» **Data extracted from a collection**:
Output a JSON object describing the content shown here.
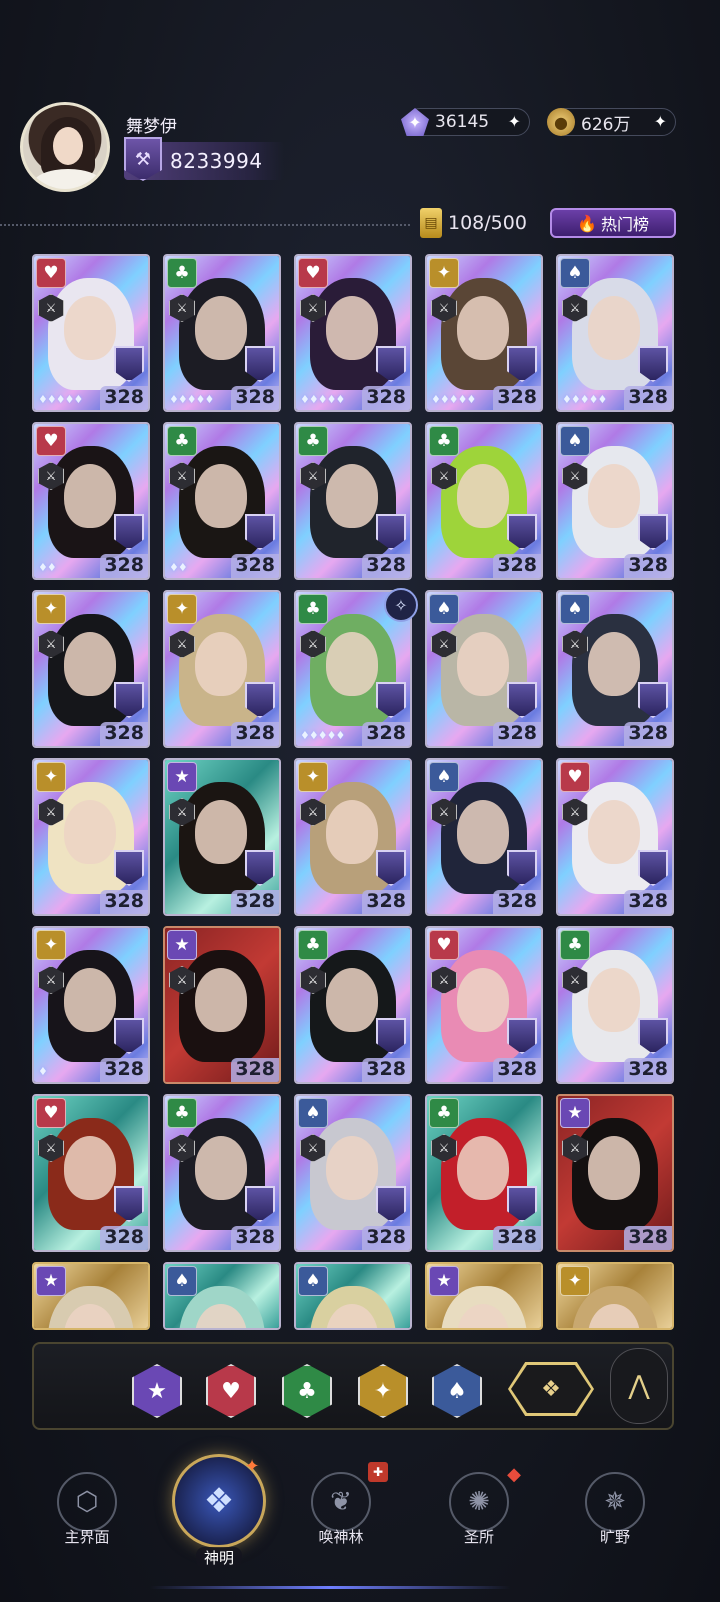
{
  "header": {
    "username": "舞梦伊",
    "power": "8233994",
    "crystal": "36145",
    "gold": "626万",
    "card_count": "108/500",
    "hot_button": "热门榜"
  },
  "colors": {
    "heart": "#b8394a",
    "club": "#2f8a46",
    "diamond": "#b98f2a",
    "spade": "#3b5a9a",
    "star": "#6a48b4",
    "accent_gold": "#e0c878"
  },
  "cards": [
    {
      "suit": "heart",
      "level": "328",
      "stars": "♦♦♦♦♦",
      "bg": "holo",
      "hair": "#e9e6f0"
    },
    {
      "suit": "club",
      "level": "328",
      "stars": "♦♦♦♦♦",
      "bg": "holo",
      "hair": "#1c1c24"
    },
    {
      "suit": "heart",
      "level": "328",
      "stars": "♦♦♦♦♦",
      "bg": "holo",
      "hair": "#2a1c38"
    },
    {
      "suit": "diamond",
      "level": "328",
      "stars": "♦♦♦♦♦",
      "bg": "holo",
      "hair": "#5a4636"
    },
    {
      "suit": "spade",
      "level": "328",
      "stars": "♦♦♦♦♦",
      "bg": "holo",
      "hair": "#d8dbe8"
    },
    {
      "suit": "heart",
      "level": "328",
      "stars": "♦♦",
      "bg": "holo",
      "hair": "#1a1416"
    },
    {
      "suit": "club",
      "level": "328",
      "stars": "♦♦",
      "bg": "holo",
      "hair": "#1a1614"
    },
    {
      "suit": "club",
      "level": "328",
      "stars": "",
      "bg": "holo",
      "hair": "#20242c"
    },
    {
      "suit": "club",
      "level": "328",
      "stars": "",
      "bg": "holo",
      "hair": "#9ed43a"
    },
    {
      "suit": "spade",
      "level": "328",
      "stars": "",
      "bg": "holo",
      "hair": "#e6e8ee"
    },
    {
      "suit": "diamond",
      "level": "328",
      "stars": "",
      "bg": "holo",
      "hair": "#15161a"
    },
    {
      "suit": "diamond",
      "level": "328",
      "stars": "",
      "bg": "holo",
      "hair": "#c9b48a"
    },
    {
      "suit": "club",
      "level": "328",
      "stars": "♦♦♦♦♦",
      "bg": "holo",
      "hair": "#6fae62"
    },
    {
      "suit": "spade",
      "level": "328",
      "stars": "",
      "bg": "holo",
      "hair": "#b9b6a6"
    },
    {
      "suit": "spade",
      "level": "328",
      "stars": "",
      "bg": "holo",
      "hair": "#2a3040"
    },
    {
      "suit": "diamond",
      "level": "328",
      "stars": "",
      "bg": "holo",
      "hair": "#efe3c2"
    },
    {
      "suit": "star",
      "level": "328",
      "stars": "",
      "bg": "teal",
      "hair": "#1b1512"
    },
    {
      "suit": "diamond",
      "level": "328",
      "stars": "",
      "bg": "holo",
      "hair": "#b8a07a"
    },
    {
      "suit": "spade",
      "level": "328",
      "stars": "",
      "bg": "holo",
      "hair": "#20253a"
    },
    {
      "suit": "heart",
      "level": "328",
      "stars": "",
      "bg": "holo",
      "hair": "#ecebf0"
    },
    {
      "suit": "diamond",
      "level": "328",
      "stars": "♦",
      "bg": "holo",
      "hair": "#17141a"
    },
    {
      "suit": "star",
      "level": "328",
      "stars": "",
      "bg": "red",
      "hair": "#1a1010"
    },
    {
      "suit": "club",
      "level": "328",
      "stars": "",
      "bg": "holo",
      "hair": "#15181a"
    },
    {
      "suit": "heart",
      "level": "328",
      "stars": "",
      "bg": "holo",
      "hair": "#e98bb4"
    },
    {
      "suit": "club",
      "level": "328",
      "stars": "",
      "bg": "holo",
      "hair": "#e8e8ec"
    },
    {
      "suit": "heart",
      "level": "328",
      "stars": "",
      "bg": "teal",
      "hair": "#8a2a1a"
    },
    {
      "suit": "club",
      "level": "328",
      "stars": "",
      "bg": "holo",
      "hair": "#1c1c24"
    },
    {
      "suit": "spade",
      "level": "328",
      "stars": "",
      "bg": "holo",
      "hair": "#c8c8d0"
    },
    {
      "suit": "club",
      "level": "328",
      "stars": "",
      "bg": "teal",
      "hair": "#c21f2a"
    },
    {
      "suit": "star",
      "level": "328",
      "stars": "",
      "bg": "red",
      "hair": "#141010"
    },
    {
      "suit": "star",
      "level": "",
      "stars": "",
      "bg": "gold",
      "hair": "#d8cbb0"
    },
    {
      "suit": "spade",
      "level": "",
      "stars": "",
      "bg": "teal",
      "hair": "#9fd6c8"
    },
    {
      "suit": "spade",
      "level": "",
      "stars": "",
      "bg": "teal",
      "hair": "#d9d0a0"
    },
    {
      "suit": "star",
      "level": "",
      "stars": "",
      "bg": "gold",
      "hair": "#e8dcc0"
    },
    {
      "suit": "diamond",
      "level": "",
      "stars": "",
      "bg": "gold",
      "hair": "#c8a870"
    }
  ],
  "filters": [
    {
      "name": "star",
      "icon": "star-icon",
      "glyph": "★"
    },
    {
      "name": "heart",
      "icon": "heart-icon",
      "glyph": "♥"
    },
    {
      "name": "club",
      "icon": "club-icon",
      "glyph": "♣"
    },
    {
      "name": "diamond",
      "icon": "diamond-icon",
      "glyph": "✦"
    },
    {
      "name": "spade",
      "icon": "spade-icon",
      "glyph": "♠"
    }
  ],
  "nav": {
    "item1": "主界面",
    "item2": "神明",
    "item3": "唤神林",
    "item4": "圣所",
    "item5": "旷野"
  }
}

» **What is required**: Retype all entries exactly as they appear, dropping the images.

» **Full solution**:
Output a JSON object describing the content shown here.
{
  "header": {
    "username": "舞梦伊",
    "power": "8233994",
    "crystal": "36145",
    "gold": "626万",
    "card_count": "108/500",
    "hot_button": "热门榜"
  },
  "colors": {
    "heart": "#b8394a",
    "club": "#2f8a46",
    "diamond": "#b98f2a",
    "spade": "#3b5a9a",
    "star": "#6a48b4",
    "accent_gold": "#e0c878"
  },
  "cards": [
    {
      "suit": "heart",
      "level": "328",
      "stars": "♦♦♦♦♦",
      "bg": "holo",
      "hair": "#e9e6f0"
    },
    {
      "suit": "club",
      "level": "328",
      "stars": "♦♦♦♦♦",
      "bg": "holo",
      "hair": "#1c1c24"
    },
    {
      "suit": "heart",
      "level": "328",
      "stars": "♦♦♦♦♦",
      "bg": "holo",
      "hair": "#2a1c38"
    },
    {
      "suit": "diamond",
      "level": "328",
      "stars": "♦♦♦♦♦",
      "bg": "holo",
      "hair": "#5a4636"
    },
    {
      "suit": "spade",
      "level": "328",
      "stars": "♦♦♦♦♦",
      "bg": "holo",
      "hair": "#d8dbe8"
    },
    {
      "suit": "heart",
      "level": "328",
      "stars": "♦♦",
      "bg": "holo",
      "hair": "#1a1416"
    },
    {
      "suit": "club",
      "level": "328",
      "stars": "♦♦",
      "bg": "holo",
      "hair": "#1a1614"
    },
    {
      "suit": "club",
      "level": "328",
      "stars": "",
      "bg": "holo",
      "hair": "#20242c"
    },
    {
      "suit": "club",
      "level": "328",
      "stars": "",
      "bg": "holo",
      "hair": "#9ed43a"
    },
    {
      "suit": "spade",
      "level": "328",
      "stars": "",
      "bg": "holo",
      "hair": "#e6e8ee"
    },
    {
      "suit": "diamond",
      "level": "328",
      "stars": "",
      "bg": "holo",
      "hair": "#15161a"
    },
    {
      "suit": "diamond",
      "level": "328",
      "stars": "",
      "bg": "holo",
      "hair": "#c9b48a"
    },
    {
      "suit": "club",
      "level": "328",
      "stars": "♦♦♦♦♦",
      "bg": "holo",
      "hair": "#6fae62"
    },
    {
      "suit": "spade",
      "level": "328",
      "stars": "",
      "bg": "holo",
      "hair": "#b9b6a6"
    },
    {
      "suit": "spade",
      "level": "328",
      "stars": "",
      "bg": "holo",
      "hair": "#2a3040"
    },
    {
      "suit": "diamond",
      "level": "328",
      "stars": "",
      "bg": "holo",
      "hair": "#efe3c2"
    },
    {
      "suit": "star",
      "level": "328",
      "stars": "",
      "bg": "teal",
      "hair": "#1b1512"
    },
    {
      "suit": "diamond",
      "level": "328",
      "stars": "",
      "bg": "holo",
      "hair": "#b8a07a"
    },
    {
      "suit": "spade",
      "level": "328",
      "stars": "",
      "bg": "holo",
      "hair": "#20253a"
    },
    {
      "suit": "heart",
      "level": "328",
      "stars": "",
      "bg": "holo",
      "hair": "#ecebf0"
    },
    {
      "suit": "diamond",
      "level": "328",
      "stars": "♦",
      "bg": "holo",
      "hair": "#17141a"
    },
    {
      "suit": "star",
      "level": "328",
      "stars": "",
      "bg": "red",
      "hair": "#1a1010"
    },
    {
      "suit": "club",
      "level": "328",
      "stars": "",
      "bg": "holo",
      "hair": "#15181a"
    },
    {
      "suit": "heart",
      "level": "328",
      "stars": "",
      "bg": "holo",
      "hair": "#e98bb4"
    },
    {
      "suit": "club",
      "level": "328",
      "stars": "",
      "bg": "holo",
      "hair": "#e8e8ec"
    },
    {
      "suit": "heart",
      "level": "328",
      "stars": "",
      "bg": "teal",
      "hair": "#8a2a1a"
    },
    {
      "suit": "club",
      "level": "328",
      "stars": "",
      "bg": "holo",
      "hair": "#1c1c24"
    },
    {
      "suit": "spade",
      "level": "328",
      "stars": "",
      "bg": "holo",
      "hair": "#c8c8d0"
    },
    {
      "suit": "club",
      "level": "328",
      "stars": "",
      "bg": "teal",
      "hair": "#c21f2a"
    },
    {
      "suit": "star",
      "level": "328",
      "stars": "",
      "bg": "red",
      "hair": "#141010"
    },
    {
      "suit": "star",
      "level": "",
      "stars": "",
      "bg": "gold",
      "hair": "#d8cbb0"
    },
    {
      "suit": "spade",
      "level": "",
      "stars": "",
      "bg": "teal",
      "hair": "#9fd6c8"
    },
    {
      "suit": "spade",
      "level": "",
      "stars": "",
      "bg": "teal",
      "hair": "#d9d0a0"
    },
    {
      "suit": "star",
      "level": "",
      "stars": "",
      "bg": "gold",
      "hair": "#e8dcc0"
    },
    {
      "suit": "diamond",
      "level": "",
      "stars": "",
      "bg": "gold",
      "hair": "#c8a870"
    }
  ],
  "filters": [
    {
      "name": "star",
      "icon": "star-icon",
      "glyph": "★"
    },
    {
      "name": "heart",
      "icon": "heart-icon",
      "glyph": "♥"
    },
    {
      "name": "club",
      "icon": "club-icon",
      "glyph": "♣"
    },
    {
      "name": "diamond",
      "icon": "diamond-icon",
      "glyph": "✦"
    },
    {
      "name": "spade",
      "icon": "spade-icon",
      "glyph": "♠"
    }
  ],
  "nav": {
    "item1": "主界面",
    "item2": "神明",
    "item3": "唤神林",
    "item4": "圣所",
    "item5": "旷野"
  }
}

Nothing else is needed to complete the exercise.